### [Set task]
How many lines of the data include the string "нашей"? State the number and nothing else.
--
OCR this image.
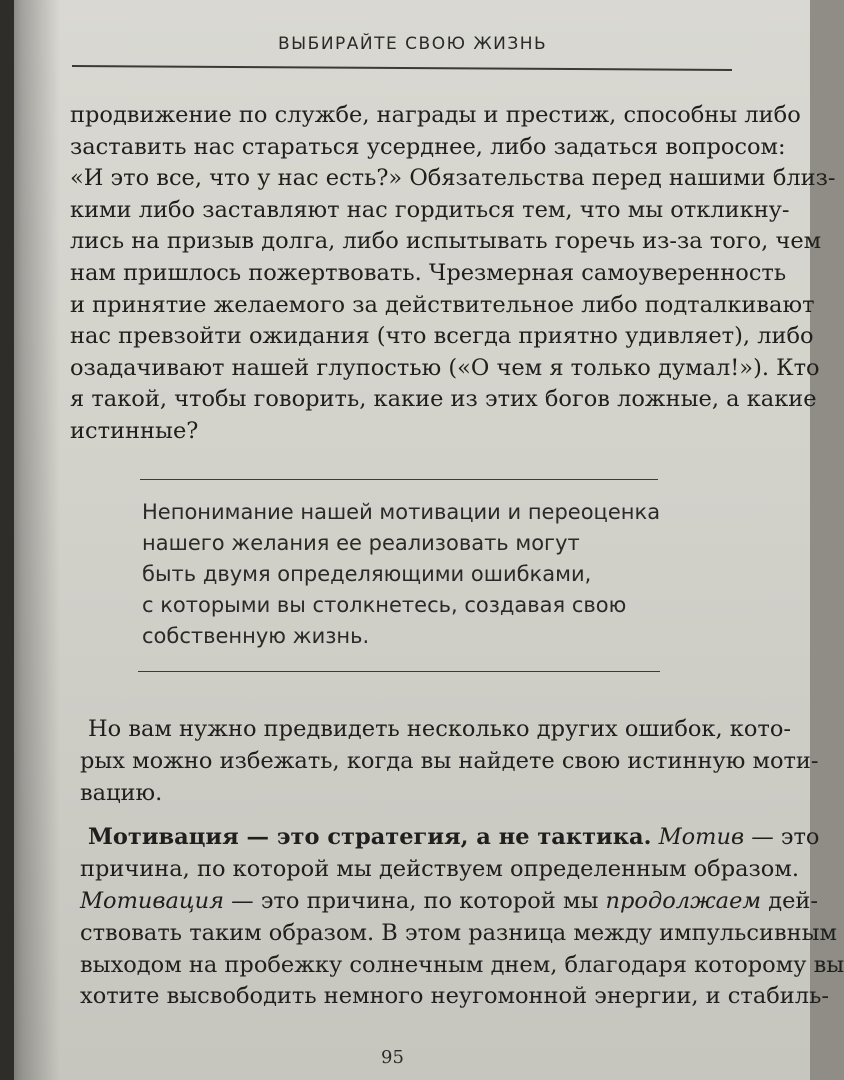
ВЫБИРАЙТЕ СВОЮ ЖИЗНЬ
продвижение по службе, награды и престиж, способны либо
заставить нас стараться усерднее, либо задаться вопросом:
«И это все, что у нас есть?» Обязательства перед нашими близ-
кими либо заставляют нас гордиться тем, что мы откликну-
лись на призыв долга, либо испытывать горечь из-за того, чем
нам пришлось пожертвовать. Чрезмерная самоуверенность
и принятие желаемого за действительное либо подталкивают
нас превзойти ожидания (что всегда приятно удивляет), либо
озадачивают нашей глупостью («О чем я только думал!»). Кто
я такой, чтобы говорить, какие из этих богов ложные, а какие
истинные?
Непонимание нашей мотивации и переоценка
нашего желания ее реализовать могут
быть двумя определяющими ошибками,
с которыми вы столкнетесь, создавая свою
собственную жизнь.
Но вам нужно предвидеть несколько других ошибок, кото-
рых можно избежать, когда вы найдете свою истинную моти-
вацию.
Мотивация — это стратегия, а не тактика. Мотив — это
причина, по которой мы действуем определенным образом.
Мотивация — это причина, по которой мы продолжаем дей-
ствовать таким образом. В этом разница между импульсивным
выходом на пробежку солнечным днем, благодаря которому вы
хотите высвободить немного неугомонной энергии, и стабиль-
95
--
### [Answer for this exercise]
2